### PROBLEM STATEMENT
Output the records exactly as they appear, with no pictures included.

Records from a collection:
--

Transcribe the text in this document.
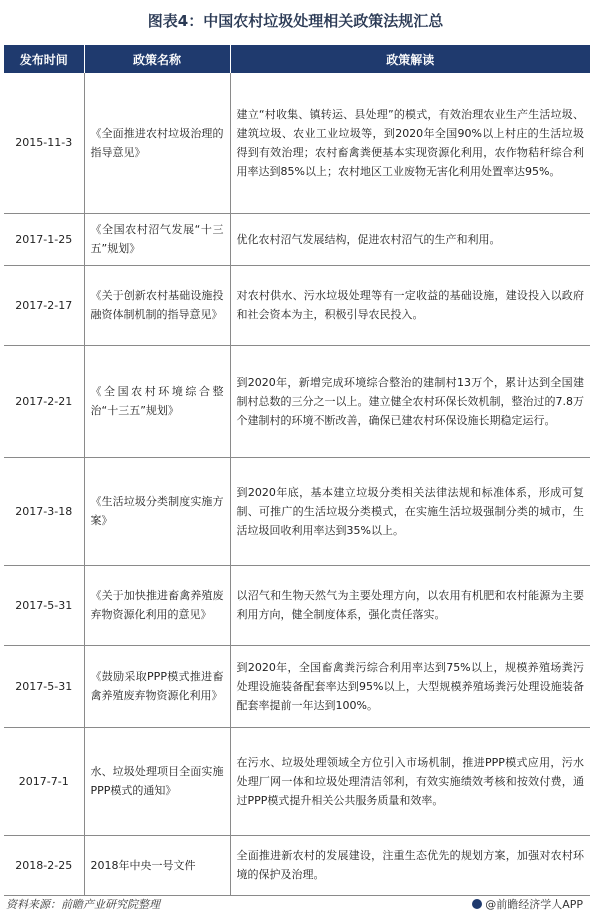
图表4：中国农村垃圾处理相关政策法规汇总
发布时间	政策名称	政策解读
2015-11-3	《全面推进农村垃圾治理的指导意见》	建立“村收集、镇转运、县处理”的模式，有效治理农业生产生活垃圾、建筑垃圾、农业工业垃圾等，到2020年全国90%以上村庄的生活垃圾得到有效治理；农村畜禽粪便基本实现资源化利用，农作物秸秆综合利用率达到85%以上；农村地区工业废物无害化利用处置率达95%。
2017-1-25	《全国农村沼气发展“十三五”规划》	优化农村沼气发展结构，促进农村沼气的生产和利用。
2017-2-17	《关于创新农村基础设施投融资体制机制的指导意见》	对农村供水、污水垃圾处理等有一定收益的基础设施，建设投入以政府和社会资本为主，积极引导农民投入。
2017-2-21	《全国农村环境综合整治“十三五”规划》	到2020年，新增完成环境综合整治的建制村13万个，累计达到全国建制村总数的三分之一以上。建立健全农村环保长效机制，整治过的7.8万个建制村的环境不断改善，确保已建农村环保设施长期稳定运行。
2017-3-18	《生活垃圾分类制度实施方案》	到2020年底，基本建立垃圾分类相关法律法规和标准体系，形成可复制、可推广的生活垃圾分类模式，在实施生活垃圾强制分类的城市，生活垃圾回收利用率达到35%以上。
2017-5-31	《关于加快推进畜禽养殖废弃物资源化利用的意见》	以沼气和生物天然气为主要处理方向，以农用有机肥和农村能源为主要利用方向，健全制度体系，强化责任落实。
2017-5-31	《鼓励采取PPP模式推进畜禽养殖废弃物资源化利用》	到2020年，全国畜禽粪污综合利用率达到75%以上，规模养殖场粪污处理设施装备配套率达到95%以上，大型规模养殖场粪污处理设施装备配套率提前一年达到100%。
2017-7-1	水、垃圾处理项目全面实施PPP模式的通知》	在污水、垃圾处理领域全方位引入市场机制，推进PPP模式应用，污水处理厂网一体和垃圾处理清洁邻利，有效实施绩效考核和按效付费，通过PPP模式提升相关公共服务质量和效率。
2018-2-25	2018年中央一号文件	全面推进新农村的发展建设，注重生态优先的规划方案，加强对农村环境的保护及治理。
资料来源：前瞻产业研究院整理	@前瞻经济学人APP
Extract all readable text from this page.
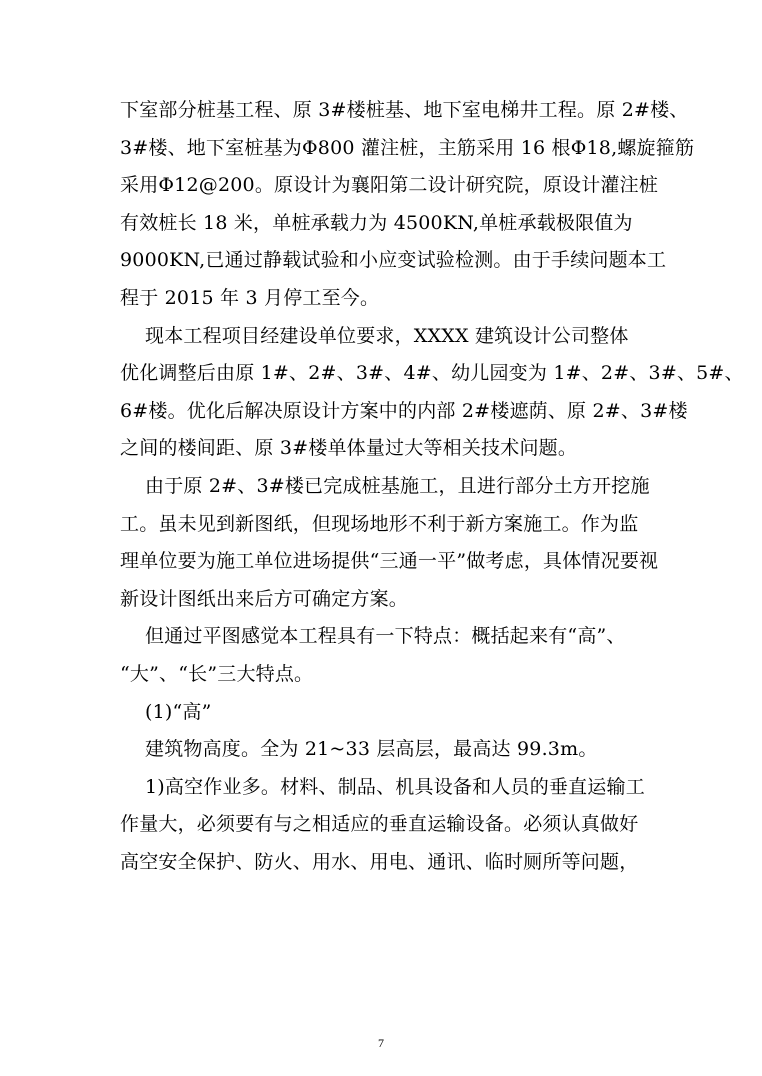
下室部分桩基工程、原 3#楼桩基、地下室电梯井工程。原 2#楼、
3#楼、地下室桩基为Φ800 灌注桩，主筋采用 16 根Φ18,螺旋箍筋
采用Φ12@200。原设计为襄阳第二设计研究院，原设计灌注桩
有效桩长 18 米，单桩承载力为 4500KN,单桩承载极限值为
9000KN,已通过静载试验和小应变试验检测。由于手续问题本工
程于 2015 年 3 月停工至今。
现本工程项目经建设单位要求，XXXX 建筑设计公司整体
优化调整后由原 1#、2#、3#、4#、幼儿园变为 1#、2#、3#、5#、
6#楼。优化后解决原设计方案中的内部 2#楼遮荫、原 2#、3#楼
之间的楼间距、原 3#楼单体量过大等相关技术问题。
由于原 2#、3#楼已完成桩基施工，且进行部分土方开挖施
工。虽未见到新图纸，但现场地形不利于新方案施工。作为监
理单位要为施工单位进场提供“三通一平”做考虑，具体情况要视
新设计图纸出来后方可确定方案。
但通过平图感觉本工程具有一下特点：概括起来有“高”、
“大”、“长”三大特点。
(1)“高”
建筑物高度。全为 21~33 层高层，最高达 99.3m。
1)高空作业多。材料、制品、机具设备和人员的垂直运输工
作量大，必须要有与之相适应的垂直运输设备。必须认真做好
高空安全保护、防火、用水、用电、通讯、临时厕所等问题，
7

--

### SOLUTION
Transcribe the text in this document.
图表4：中国农村垃圾处理相关政策法规汇总
发布时间	政策名称	政策解读
2015-11-3	《全面推进农村垃圾治理的指导意见》	建立“村收集、镇转运、县处理”的模式，有效治理农业生产生活垃圾、建筑垃圾、农业工业垃圾等，到2020年全国90%以上村庄的生活垃圾得到有效治理；农村畜禽粪便基本实现资源化利用，农作物秸秆综合利用率达到85%以上；农村地区工业废物无害化利用处置率达95%。
2017-1-25	《全国农村沼气发展“十三五”规划》	优化农村沼气发展结构，促进农村沼气的生产和利用。
2017-2-17	《关于创新农村基础设施投融资体制机制的指导意见》	对农村供水、污水垃圾处理等有一定收益的基础设施，建设投入以政府和社会资本为主，积极引导农民投入。
2017-2-21	《全国农村环境综合整治“十三五”规划》	到2020年，新增完成环境综合整治的建制村13万个，累计达到全国建制村总数的三分之一以上。建立健全农村环保长效机制，整治过的7.8万个建制村的环境不断改善，确保已建农村环保设施长期稳定运行。
2017-3-18	《生活垃圾分类制度实施方案》	到2020年底，基本建立垃圾分类相关法律法规和标准体系，形成可复制、可推广的生活垃圾分类模式，在实施生活垃圾强制分类的城市，生活垃圾回收利用率达到35%以上。
2017-5-31	《关于加快推进畜禽养殖废弃物资源化利用的意见》	以沼气和生物天然气为主要处理方向，以农用有机肥和农村能源为主要利用方向，健全制度体系，强化责任落实。
2017-5-31	《鼓励采取PPP模式推进畜禽养殖废弃物资源化利用》	到2020年，全国畜禽粪污综合利用率达到75%以上，规模养殖场粪污处理设施装备配套率达到95%以上，大型规模养殖场粪污处理设施装备配套率提前一年达到100%。
2017-7-1	水、垃圾处理项目全面实施PPP模式的通知》	在污水、垃圾处理领域全方位引入市场机制，推进PPP模式应用，污水处理厂网一体和垃圾处理清洁邻利，有效实施绩效考核和按效付费，通过PPP模式提升相关公共服务质量和效率。
2018-2-25	2018年中央一号文件	全面推进新农村的发展建设，注重生态优先的规划方案，加强对农村环境的保护及治理。
资料来源：前瞻产业研究院整理	@前瞻经济学人APP
Extract all readable text from this page.
下室部分桩基工程、原 3#楼桩基、地下室电梯井工程。原 2#楼、
3#楼、地下室桩基为Φ800 灌注桩，主筋采用 16 根Φ18,螺旋箍筋
采用Φ12@200。原设计为襄阳第二设计研究院，原设计灌注桩
有效桩长 18 米，单桩承载力为 4500KN,单桩承载极限值为
9000KN,已通过静载试验和小应变试验检测。由于手续问题本工
程于 2015 年 3 月停工至今。
现本工程项目经建设单位要求，XXXX 建筑设计公司整体
优化调整后由原 1#、2#、3#、4#、幼儿园变为 1#、2#、3#、5#、
6#楼。优化后解决原设计方案中的内部 2#楼遮荫、原 2#、3#楼
之间的楼间距、原 3#楼单体量过大等相关技术问题。
由于原 2#、3#楼已完成桩基施工，且进行部分土方开挖施
工。虽未见到新图纸，但现场地形不利于新方案施工。作为监
理单位要为施工单位进场提供“三通一平”做考虑，具体情况要视
新设计图纸出来后方可确定方案。
但通过平图感觉本工程具有一下特点：概括起来有“高”、
“大”、“长”三大特点。
(1)“高”
建筑物高度。全为 21~33 层高层，最高达 99.3m。
1)高空作业多。材料、制品、机具设备和人员的垂直运输工
作量大，必须要有与之相适应的垂直运输设备。必须认真做好
高空安全保护、防火、用水、用电、通讯、临时厕所等问题，
7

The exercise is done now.